__EXERCISE DESCRIPTION__. Extract the lines that hold the string "Внутрипоселковые".

(Dataset items)
········
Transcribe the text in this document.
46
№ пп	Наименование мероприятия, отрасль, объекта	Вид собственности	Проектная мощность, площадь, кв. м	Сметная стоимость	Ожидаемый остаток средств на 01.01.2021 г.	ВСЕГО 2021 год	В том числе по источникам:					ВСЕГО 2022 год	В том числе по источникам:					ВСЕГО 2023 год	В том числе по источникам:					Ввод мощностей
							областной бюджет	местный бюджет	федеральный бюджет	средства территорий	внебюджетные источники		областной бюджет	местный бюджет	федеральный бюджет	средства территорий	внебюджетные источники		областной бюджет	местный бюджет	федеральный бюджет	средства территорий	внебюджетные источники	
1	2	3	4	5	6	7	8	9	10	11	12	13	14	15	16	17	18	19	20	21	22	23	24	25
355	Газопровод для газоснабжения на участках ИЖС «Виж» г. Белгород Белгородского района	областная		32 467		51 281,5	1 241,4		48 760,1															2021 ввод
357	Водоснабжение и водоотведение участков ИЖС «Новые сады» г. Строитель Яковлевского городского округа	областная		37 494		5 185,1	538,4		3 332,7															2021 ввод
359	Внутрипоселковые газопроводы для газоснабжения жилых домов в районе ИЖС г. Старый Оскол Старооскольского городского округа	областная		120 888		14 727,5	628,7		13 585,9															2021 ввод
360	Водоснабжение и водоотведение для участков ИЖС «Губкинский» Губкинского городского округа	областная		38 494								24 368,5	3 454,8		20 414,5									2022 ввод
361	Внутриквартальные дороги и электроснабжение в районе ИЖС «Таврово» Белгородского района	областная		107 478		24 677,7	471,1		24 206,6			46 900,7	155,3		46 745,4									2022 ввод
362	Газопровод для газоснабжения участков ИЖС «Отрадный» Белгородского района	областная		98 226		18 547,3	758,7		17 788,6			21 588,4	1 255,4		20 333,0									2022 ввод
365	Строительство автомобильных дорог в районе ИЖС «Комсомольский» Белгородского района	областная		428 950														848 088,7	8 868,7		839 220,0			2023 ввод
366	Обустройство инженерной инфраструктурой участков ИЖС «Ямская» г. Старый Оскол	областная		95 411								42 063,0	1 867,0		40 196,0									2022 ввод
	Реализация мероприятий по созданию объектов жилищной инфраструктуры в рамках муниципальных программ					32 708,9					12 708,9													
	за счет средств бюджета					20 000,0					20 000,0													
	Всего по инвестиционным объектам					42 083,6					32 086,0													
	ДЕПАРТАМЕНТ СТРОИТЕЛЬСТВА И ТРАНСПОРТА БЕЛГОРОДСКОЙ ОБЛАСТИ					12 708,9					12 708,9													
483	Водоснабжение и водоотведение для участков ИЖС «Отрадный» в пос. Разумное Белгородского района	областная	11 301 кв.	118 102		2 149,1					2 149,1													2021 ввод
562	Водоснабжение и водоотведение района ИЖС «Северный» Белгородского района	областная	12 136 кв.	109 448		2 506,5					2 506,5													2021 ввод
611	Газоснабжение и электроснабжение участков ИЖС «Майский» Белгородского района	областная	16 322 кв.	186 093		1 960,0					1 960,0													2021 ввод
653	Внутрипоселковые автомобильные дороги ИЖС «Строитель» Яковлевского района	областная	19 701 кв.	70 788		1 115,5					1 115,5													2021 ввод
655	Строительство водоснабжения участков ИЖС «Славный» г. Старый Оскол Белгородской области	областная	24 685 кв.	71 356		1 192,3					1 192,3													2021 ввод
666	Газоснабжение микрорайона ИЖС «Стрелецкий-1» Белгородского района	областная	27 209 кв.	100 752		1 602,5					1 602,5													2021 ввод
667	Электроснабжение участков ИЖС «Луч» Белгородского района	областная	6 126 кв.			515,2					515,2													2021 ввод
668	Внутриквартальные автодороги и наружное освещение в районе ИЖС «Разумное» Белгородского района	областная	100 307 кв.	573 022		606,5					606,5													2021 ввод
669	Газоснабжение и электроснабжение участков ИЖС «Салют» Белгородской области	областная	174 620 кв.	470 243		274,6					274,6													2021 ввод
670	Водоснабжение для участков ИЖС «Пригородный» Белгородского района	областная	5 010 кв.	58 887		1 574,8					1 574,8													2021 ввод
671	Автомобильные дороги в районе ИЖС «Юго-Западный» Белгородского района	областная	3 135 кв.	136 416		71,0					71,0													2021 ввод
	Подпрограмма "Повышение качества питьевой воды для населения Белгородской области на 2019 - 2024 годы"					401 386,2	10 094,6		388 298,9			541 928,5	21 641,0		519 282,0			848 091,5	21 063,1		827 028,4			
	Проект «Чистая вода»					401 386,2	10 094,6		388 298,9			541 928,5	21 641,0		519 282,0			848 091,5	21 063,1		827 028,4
········
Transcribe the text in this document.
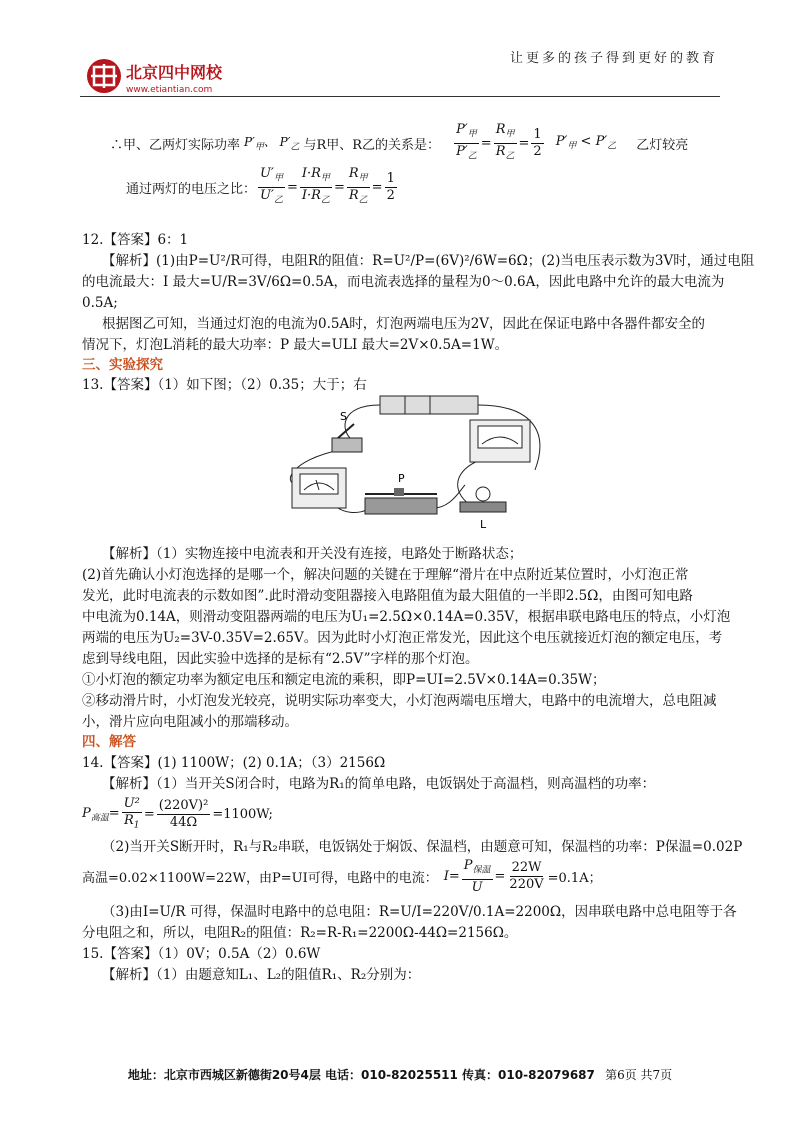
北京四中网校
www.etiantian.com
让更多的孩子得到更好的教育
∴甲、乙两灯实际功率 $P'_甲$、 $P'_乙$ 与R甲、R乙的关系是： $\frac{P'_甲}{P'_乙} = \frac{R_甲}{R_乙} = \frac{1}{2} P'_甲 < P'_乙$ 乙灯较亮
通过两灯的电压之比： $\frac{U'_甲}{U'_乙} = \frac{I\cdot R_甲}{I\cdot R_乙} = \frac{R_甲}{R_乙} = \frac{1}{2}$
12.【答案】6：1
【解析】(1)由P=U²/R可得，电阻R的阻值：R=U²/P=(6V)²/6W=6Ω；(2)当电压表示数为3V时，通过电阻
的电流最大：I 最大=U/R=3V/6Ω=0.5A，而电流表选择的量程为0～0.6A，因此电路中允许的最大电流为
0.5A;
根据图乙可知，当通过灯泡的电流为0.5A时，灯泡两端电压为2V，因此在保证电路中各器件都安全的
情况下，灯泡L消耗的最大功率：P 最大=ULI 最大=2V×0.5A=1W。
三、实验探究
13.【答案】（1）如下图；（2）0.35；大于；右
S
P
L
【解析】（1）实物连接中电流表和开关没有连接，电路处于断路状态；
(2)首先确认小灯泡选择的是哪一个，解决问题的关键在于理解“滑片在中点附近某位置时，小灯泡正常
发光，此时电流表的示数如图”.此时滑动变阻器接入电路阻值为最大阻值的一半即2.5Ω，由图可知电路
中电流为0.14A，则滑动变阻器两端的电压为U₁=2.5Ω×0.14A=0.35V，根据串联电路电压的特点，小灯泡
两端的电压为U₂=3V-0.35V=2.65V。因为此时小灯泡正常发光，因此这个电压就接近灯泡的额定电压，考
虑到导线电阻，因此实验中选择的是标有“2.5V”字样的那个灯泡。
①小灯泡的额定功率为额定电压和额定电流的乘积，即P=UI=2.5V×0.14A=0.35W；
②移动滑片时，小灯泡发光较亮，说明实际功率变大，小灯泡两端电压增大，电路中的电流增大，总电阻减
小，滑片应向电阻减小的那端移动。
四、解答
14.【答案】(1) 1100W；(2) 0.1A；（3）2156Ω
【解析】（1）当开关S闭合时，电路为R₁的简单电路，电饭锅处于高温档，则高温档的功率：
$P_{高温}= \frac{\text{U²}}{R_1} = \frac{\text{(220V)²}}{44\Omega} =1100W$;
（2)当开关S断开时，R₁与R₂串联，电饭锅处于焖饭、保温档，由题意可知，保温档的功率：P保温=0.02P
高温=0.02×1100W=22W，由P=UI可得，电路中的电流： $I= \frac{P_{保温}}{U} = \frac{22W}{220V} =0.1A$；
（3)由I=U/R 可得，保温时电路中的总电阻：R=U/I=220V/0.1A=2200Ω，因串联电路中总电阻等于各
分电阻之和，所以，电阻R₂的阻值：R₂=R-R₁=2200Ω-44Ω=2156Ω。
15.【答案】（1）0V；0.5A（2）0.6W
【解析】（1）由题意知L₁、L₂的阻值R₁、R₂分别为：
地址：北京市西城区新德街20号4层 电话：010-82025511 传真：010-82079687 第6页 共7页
········
__ANSWER TO THIS TASK__.
359	Внутрипоселковые газопроводы для газоснабжения жилых домов в районе ИЖС г. Старый Оскол Старооскольского городского округа	областная		120 888		14 727,5	628,7		13 585,9															2021 ввод
653	Внутрипоселковые автомобильные дороги ИЖС «Строитель» Яковлевского района	областная	19 701 кв.	70 788		1 115,5					1 115,5													2021 ввод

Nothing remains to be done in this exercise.